WHAT NEEDS TO BE DONE: Repeat exactly each line of the data provided below.

━━ RECORDS SHOWN

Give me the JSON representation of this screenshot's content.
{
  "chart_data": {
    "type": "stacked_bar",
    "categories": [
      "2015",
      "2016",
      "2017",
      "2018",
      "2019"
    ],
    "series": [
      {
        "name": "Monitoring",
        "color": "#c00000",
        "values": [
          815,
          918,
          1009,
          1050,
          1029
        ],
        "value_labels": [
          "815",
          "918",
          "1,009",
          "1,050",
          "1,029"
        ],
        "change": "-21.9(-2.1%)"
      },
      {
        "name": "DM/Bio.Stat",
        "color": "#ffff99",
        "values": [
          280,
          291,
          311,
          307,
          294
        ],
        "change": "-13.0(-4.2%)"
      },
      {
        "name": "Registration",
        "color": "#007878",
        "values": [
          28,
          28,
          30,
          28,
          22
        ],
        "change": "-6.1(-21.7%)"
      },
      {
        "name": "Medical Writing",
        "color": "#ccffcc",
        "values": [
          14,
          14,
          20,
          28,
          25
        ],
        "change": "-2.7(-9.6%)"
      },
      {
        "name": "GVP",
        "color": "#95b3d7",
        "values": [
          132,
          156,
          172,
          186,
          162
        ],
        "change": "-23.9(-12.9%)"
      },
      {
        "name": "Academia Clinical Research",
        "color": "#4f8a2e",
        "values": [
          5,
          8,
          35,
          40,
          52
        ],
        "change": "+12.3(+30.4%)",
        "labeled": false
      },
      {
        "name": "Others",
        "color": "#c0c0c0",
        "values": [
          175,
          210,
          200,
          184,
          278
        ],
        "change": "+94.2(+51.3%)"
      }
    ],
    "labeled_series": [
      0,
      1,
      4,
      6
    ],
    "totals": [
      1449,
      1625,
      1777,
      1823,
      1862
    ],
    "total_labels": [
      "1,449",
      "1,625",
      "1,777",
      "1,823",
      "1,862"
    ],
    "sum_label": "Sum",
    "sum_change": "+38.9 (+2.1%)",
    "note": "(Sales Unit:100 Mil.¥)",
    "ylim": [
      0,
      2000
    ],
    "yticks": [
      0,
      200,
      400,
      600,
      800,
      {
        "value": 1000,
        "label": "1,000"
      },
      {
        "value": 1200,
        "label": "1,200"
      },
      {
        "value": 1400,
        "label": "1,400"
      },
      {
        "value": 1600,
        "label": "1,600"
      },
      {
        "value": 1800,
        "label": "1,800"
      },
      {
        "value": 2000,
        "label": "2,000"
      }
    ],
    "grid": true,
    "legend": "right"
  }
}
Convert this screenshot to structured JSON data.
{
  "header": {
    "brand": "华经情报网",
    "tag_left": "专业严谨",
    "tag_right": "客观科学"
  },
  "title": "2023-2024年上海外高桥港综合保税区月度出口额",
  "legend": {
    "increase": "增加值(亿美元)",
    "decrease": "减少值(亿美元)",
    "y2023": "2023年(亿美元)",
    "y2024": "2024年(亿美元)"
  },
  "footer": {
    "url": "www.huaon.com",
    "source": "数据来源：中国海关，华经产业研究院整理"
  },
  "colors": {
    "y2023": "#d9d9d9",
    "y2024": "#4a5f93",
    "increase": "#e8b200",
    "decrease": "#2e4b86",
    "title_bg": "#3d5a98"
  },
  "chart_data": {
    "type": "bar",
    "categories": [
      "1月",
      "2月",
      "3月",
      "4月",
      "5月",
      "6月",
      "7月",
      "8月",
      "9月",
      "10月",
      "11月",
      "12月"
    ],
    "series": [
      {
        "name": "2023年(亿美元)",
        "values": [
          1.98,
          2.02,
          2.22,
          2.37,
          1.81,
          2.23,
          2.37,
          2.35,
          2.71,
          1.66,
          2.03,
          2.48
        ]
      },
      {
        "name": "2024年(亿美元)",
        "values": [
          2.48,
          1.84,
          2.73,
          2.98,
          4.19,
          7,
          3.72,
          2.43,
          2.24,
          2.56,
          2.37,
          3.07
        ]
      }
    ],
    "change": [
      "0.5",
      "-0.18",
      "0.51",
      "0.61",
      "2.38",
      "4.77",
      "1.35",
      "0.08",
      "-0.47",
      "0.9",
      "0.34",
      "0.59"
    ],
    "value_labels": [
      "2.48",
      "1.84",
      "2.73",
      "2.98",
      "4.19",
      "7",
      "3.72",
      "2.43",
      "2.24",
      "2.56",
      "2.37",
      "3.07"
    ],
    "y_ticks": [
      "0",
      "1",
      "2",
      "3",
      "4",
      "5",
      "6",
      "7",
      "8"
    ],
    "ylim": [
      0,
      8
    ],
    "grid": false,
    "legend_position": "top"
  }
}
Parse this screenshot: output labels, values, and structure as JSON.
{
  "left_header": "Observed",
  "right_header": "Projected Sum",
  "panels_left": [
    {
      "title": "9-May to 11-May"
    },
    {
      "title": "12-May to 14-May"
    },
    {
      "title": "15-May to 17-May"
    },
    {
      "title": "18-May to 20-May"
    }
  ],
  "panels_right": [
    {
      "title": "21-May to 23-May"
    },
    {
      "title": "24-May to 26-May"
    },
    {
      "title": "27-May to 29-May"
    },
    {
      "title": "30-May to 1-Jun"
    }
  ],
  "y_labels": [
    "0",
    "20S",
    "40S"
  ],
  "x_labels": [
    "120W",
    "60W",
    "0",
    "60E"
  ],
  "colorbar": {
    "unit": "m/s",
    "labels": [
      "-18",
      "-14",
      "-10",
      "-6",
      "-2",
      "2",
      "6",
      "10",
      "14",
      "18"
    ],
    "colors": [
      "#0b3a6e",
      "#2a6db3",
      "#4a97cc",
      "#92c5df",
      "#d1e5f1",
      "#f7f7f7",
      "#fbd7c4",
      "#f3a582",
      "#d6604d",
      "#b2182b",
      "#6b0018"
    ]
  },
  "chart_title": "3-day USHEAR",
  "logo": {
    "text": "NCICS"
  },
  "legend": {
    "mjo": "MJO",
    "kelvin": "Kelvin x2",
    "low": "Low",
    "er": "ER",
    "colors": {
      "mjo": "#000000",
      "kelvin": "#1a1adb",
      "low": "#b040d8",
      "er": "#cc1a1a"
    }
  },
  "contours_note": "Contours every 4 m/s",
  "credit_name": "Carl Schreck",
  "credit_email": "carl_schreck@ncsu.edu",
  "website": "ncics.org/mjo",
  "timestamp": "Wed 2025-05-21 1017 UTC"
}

━━━━

WRITTEN REPLY:
Give me the JSON representation of this screenshot's content.
{
  "chart_data": {
    "type": "stacked_bar",
    "categories": [
      "2015",
      "2016",
      "2017",
      "2018",
      "2019"
    ],
    "series": [
      {
        "name": "Monitoring",
        "color": "#c00000",
        "values": [
          815,
          918,
          1009,
          1050,
          1029
        ],
        "value_labels": [
          "815",
          "918",
          "1,009",
          "1,050",
          "1,029"
        ],
        "change": "-21.9(-2.1%)"
      },
      {
        "name": "DM/Bio.Stat",
        "color": "#ffff99",
        "values": [
          280,
          291,
          311,
          307,
          294
        ],
        "change": "-13.0(-4.2%)"
      },
      {
        "name": "Registration",
        "color": "#007878",
        "values": [
          28,
          28,
          30,
          28,
          22
        ],
        "change": "-6.1(-21.7%)"
      },
      {
        "name": "Medical Writing",
        "color": "#ccffcc",
        "values": [
          14,
          14,
          20,
          28,
          25
        ],
        "change": "-2.7(-9.6%)"
      },
      {
        "name": "GVP",
        "color": "#95b3d7",
        "values": [
          132,
          156,
          172,
          186,
          162
        ],
        "change": "-23.9(-12.9%)"
      },
      {
        "name": "Academia Clinical Research",
        "color": "#4f8a2e",
        "values": [
          5,
          8,
          35,
          40,
          52
        ],
        "change": "+12.3(+30.4%)",
        "labeled": false
      },
      {
        "name": "Others",
        "color": "#c0c0c0",
        "values": [
          175,
          210,
          200,
          184,
          278
        ],
        "change": "+94.2(+51.3%)"
      }
    ],
    "labeled_series": [
      0,
      1,
      4,
      6
    ],
    "totals": [
      1449,
      1625,
      1777,
      1823,
      1862
    ],
    "total_labels": [
      "1,449",
      "1,625",
      "1,777",
      "1,823",
      "1,862"
    ],
    "sum_label": "Sum",
    "sum_change": "+38.9 (+2.1%)",
    "note": "(Sales Unit:100 Mil.¥)",
    "ylim": [
      0,
      2000
    ],
    "yticks": [
      0,
      200,
      400,
      600,
      800,
      {
        "value": 1000,
        "label": "1,000"
      },
      {
        "value": 1200,
        "label": "1,200"
      },
      {
        "value": 1400,
        "label": "1,400"
      },
      {
        "value": 1600,
        "label": "1,600"
      },
      {
        "value": 1800,
        "label": "1,800"
      },
      {
        "value": 2000,
        "label": "2,000"
      }
    ],
    "grid": true,
    "legend": "right"
  }
}
Convert this screenshot to structured JSON data.
{
  "header": {
    "brand": "华经情报网",
    "tag_left": "专业严谨",
    "tag_right": "客观科学"
  },
  "title": "2023-2024年上海外高桥港综合保税区月度出口额",
  "legend": {
    "increase": "增加值(亿美元)",
    "decrease": "减少值(亿美元)",
    "y2023": "2023年(亿美元)",
    "y2024": "2024年(亿美元)"
  },
  "footer": {
    "url": "www.huaon.com",
    "source": "数据来源：中国海关，华经产业研究院整理"
  },
  "colors": {
    "y2023": "#d9d9d9",
    "y2024": "#4a5f93",
    "increase": "#e8b200",
    "decrease": "#2e4b86",
    "title_bg": "#3d5a98"
  },
  "chart_data": {
    "type": "bar",
    "categories": [
      "1月",
      "2月",
      "3月",
      "4月",
      "5月",
      "6月",
      "7月",
      "8月",
      "9月",
      "10月",
      "11月",
      "12月"
    ],
    "series": [
      {
        "name": "2023年(亿美元)",
        "values": [
          1.98,
          2.02,
          2.22,
          2.37,
          1.81,
          2.23,
          2.37,
          2.35,
          2.71,
          1.66,
          2.03,
          2.48
        ]
      },
      {
        "name": "2024年(亿美元)",
        "values": [
          2.48,
          1.84,
          2.73,
          2.98,
          4.19,
          7,
          3.72,
          2.43,
          2.24,
          2.56,
          2.37,
          3.07
        ]
      }
    ],
    "change": [
      "0.5",
      "-0.18",
      "0.51",
      "0.61",
      "2.38",
      "4.77",
      "1.35",
      "0.08",
      "-0.47",
      "0.9",
      "0.34",
      "0.59"
    ],
    "value_labels": [
      "2.48",
      "1.84",
      "2.73",
      "2.98",
      "4.19",
      "7",
      "3.72",
      "2.43",
      "2.24",
      "2.56",
      "2.37",
      "3.07"
    ],
    "y_ticks": [
      "0",
      "1",
      "2",
      "3",
      "4",
      "5",
      "6",
      "7",
      "8"
    ],
    "ylim": [
      0,
      8
    ],
    "grid": false,
    "legend_position": "top"
  }
}
Parse this screenshot: output labels, values, and structure as JSON.
{
  "left_header": "Observed",
  "right_header": "Projected Sum",
  "panels_left": [
    {
      "title": "9-May to 11-May"
    },
    {
      "title": "12-May to 14-May"
    },
    {
      "title": "15-May to 17-May"
    },
    {
      "title": "18-May to 20-May"
    }
  ],
  "panels_right": [
    {
      "title": "21-May to 23-May"
    },
    {
      "title": "24-May to 26-May"
    },
    {
      "title": "27-May to 29-May"
    },
    {
      "title": "30-May to 1-Jun"
    }
  ],
  "y_labels": [
    "0",
    "20S",
    "40S"
  ],
  "x_labels": [
    "120W",
    "60W",
    "0",
    "60E"
  ],
  "colorbar": {
    "unit": "m/s",
    "labels": [
      "-18",
      "-14",
      "-10",
      "-6",
      "-2",
      "2",
      "6",
      "10",
      "14",
      "18"
    ],
    "colors": [
      "#0b3a6e",
      "#2a6db3",
      "#4a97cc",
      "#92c5df",
      "#d1e5f1",
      "#f7f7f7",
      "#fbd7c4",
      "#f3a582",
      "#d6604d",
      "#b2182b",
      "#6b0018"
    ]
  },
  "chart_title": "3-day USHEAR",
  "logo": {
    "text": "NCICS"
  },
  "legend": {
    "mjo": "MJO",
    "kelvin": "Kelvin x2",
    "low": "Low",
    "er": "ER",
    "colors": {
      "mjo": "#000000",
      "kelvin": "#1a1adb",
      "low": "#b040d8",
      "er": "#cc1a1a"
    }
  },
  "contours_note": "Contours every 4 m/s",
  "credit_name": "Carl Schreck",
  "credit_email": "carl_schreck@ncsu.edu",
  "website": "ncics.org/mjo",
  "timestamp": "Wed 2025-05-21 1017 UTC"
}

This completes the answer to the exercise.